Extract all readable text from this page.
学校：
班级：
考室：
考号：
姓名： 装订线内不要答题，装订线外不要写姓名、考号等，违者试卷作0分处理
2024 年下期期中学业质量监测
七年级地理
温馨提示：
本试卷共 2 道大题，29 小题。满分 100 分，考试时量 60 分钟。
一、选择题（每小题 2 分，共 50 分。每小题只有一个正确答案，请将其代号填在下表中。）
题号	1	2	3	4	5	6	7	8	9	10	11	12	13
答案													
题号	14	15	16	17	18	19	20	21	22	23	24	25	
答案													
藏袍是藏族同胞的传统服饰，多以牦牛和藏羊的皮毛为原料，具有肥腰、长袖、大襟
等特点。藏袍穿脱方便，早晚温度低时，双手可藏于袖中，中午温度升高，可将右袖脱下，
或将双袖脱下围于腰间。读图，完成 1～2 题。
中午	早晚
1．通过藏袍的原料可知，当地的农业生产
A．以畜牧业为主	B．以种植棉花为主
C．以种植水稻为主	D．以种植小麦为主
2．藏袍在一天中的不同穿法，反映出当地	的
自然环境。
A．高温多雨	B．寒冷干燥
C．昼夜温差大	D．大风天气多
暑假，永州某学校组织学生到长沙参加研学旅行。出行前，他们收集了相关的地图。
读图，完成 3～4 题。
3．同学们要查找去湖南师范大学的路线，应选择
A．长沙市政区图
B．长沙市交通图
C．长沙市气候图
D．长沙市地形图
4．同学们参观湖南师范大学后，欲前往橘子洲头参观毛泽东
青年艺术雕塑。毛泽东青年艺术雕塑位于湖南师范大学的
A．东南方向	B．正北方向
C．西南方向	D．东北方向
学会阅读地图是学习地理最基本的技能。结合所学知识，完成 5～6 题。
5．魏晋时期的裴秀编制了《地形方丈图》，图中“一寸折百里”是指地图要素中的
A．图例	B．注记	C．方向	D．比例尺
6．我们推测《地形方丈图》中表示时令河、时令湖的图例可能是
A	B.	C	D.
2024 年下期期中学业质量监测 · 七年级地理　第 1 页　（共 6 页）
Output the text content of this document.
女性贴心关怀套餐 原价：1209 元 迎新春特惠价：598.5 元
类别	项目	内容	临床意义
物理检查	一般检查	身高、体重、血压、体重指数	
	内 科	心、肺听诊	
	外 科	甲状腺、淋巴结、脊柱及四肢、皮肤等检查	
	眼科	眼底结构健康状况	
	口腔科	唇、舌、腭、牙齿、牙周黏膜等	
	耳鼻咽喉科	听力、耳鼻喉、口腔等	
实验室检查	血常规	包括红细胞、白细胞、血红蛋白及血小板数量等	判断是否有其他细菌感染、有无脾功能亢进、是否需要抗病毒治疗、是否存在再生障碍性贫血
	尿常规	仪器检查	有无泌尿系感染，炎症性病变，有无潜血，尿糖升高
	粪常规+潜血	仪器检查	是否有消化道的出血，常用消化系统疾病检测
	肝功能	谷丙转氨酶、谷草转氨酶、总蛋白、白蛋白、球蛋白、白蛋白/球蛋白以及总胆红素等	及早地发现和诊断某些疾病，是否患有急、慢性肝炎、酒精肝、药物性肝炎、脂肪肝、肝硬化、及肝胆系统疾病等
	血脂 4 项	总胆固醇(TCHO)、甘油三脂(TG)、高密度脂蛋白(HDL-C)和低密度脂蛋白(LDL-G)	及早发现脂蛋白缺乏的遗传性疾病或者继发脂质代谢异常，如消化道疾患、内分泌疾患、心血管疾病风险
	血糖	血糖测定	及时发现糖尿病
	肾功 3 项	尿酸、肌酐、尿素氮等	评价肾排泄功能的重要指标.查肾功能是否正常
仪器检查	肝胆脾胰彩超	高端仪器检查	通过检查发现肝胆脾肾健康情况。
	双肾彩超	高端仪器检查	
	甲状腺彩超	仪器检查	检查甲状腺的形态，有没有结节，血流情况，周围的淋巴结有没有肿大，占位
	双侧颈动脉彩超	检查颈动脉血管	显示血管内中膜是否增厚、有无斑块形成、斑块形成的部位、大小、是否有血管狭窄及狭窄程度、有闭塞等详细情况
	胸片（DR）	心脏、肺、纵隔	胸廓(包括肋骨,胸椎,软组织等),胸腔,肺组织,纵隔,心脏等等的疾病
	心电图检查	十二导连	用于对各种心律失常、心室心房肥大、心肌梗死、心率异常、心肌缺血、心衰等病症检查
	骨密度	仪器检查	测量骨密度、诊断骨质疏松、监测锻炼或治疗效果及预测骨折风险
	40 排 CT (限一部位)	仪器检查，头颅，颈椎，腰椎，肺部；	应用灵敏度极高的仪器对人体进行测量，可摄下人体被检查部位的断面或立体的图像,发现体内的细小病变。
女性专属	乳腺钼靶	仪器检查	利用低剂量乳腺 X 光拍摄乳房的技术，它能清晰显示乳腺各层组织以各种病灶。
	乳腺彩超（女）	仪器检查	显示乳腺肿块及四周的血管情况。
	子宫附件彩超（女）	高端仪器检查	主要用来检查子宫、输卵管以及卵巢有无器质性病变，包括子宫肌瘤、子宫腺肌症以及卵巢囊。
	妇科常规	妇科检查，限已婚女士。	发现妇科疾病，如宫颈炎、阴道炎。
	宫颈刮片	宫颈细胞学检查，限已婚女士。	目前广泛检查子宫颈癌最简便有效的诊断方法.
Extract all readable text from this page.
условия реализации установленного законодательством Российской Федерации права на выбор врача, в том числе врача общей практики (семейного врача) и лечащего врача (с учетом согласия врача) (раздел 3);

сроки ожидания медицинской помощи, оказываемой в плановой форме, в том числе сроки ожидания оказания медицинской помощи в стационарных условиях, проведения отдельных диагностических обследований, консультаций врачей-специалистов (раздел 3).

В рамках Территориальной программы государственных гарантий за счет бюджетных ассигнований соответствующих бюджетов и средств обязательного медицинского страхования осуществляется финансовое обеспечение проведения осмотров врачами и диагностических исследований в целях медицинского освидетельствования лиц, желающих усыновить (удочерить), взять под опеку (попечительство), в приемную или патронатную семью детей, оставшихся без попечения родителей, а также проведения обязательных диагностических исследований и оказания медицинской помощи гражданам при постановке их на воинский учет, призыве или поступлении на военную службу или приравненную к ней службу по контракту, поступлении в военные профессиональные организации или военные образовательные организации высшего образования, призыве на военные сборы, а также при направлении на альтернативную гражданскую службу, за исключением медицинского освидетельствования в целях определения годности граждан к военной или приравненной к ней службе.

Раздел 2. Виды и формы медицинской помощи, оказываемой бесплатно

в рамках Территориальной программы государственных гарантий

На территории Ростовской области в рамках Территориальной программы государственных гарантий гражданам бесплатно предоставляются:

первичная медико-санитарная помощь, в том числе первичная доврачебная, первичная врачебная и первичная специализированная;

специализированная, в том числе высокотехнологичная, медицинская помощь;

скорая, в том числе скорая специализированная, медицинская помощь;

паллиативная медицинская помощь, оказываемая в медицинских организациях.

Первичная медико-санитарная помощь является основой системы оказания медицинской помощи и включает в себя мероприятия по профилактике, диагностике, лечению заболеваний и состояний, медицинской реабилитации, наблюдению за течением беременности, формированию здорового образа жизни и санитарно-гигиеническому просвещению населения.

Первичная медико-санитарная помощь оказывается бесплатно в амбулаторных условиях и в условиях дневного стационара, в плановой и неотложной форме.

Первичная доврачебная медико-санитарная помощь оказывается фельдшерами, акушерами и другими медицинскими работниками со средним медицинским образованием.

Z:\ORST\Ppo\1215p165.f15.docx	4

**Set exercise**
Which lines of the data above contain "高端仪器检查"? Copy each one.

**Completed task**
仪器检查	肝胆脾胰彩超	高端仪器检查	通过检查发现肝胆脾肾健康情况。
	双肾彩超	高端仪器检查	
	子宫附件彩超（女）	高端仪器检查	主要用来检查子宫、输卵管以及卵巢有无器质性病变，包括子宫肌瘤、子宫腺肌症以及卵巢囊。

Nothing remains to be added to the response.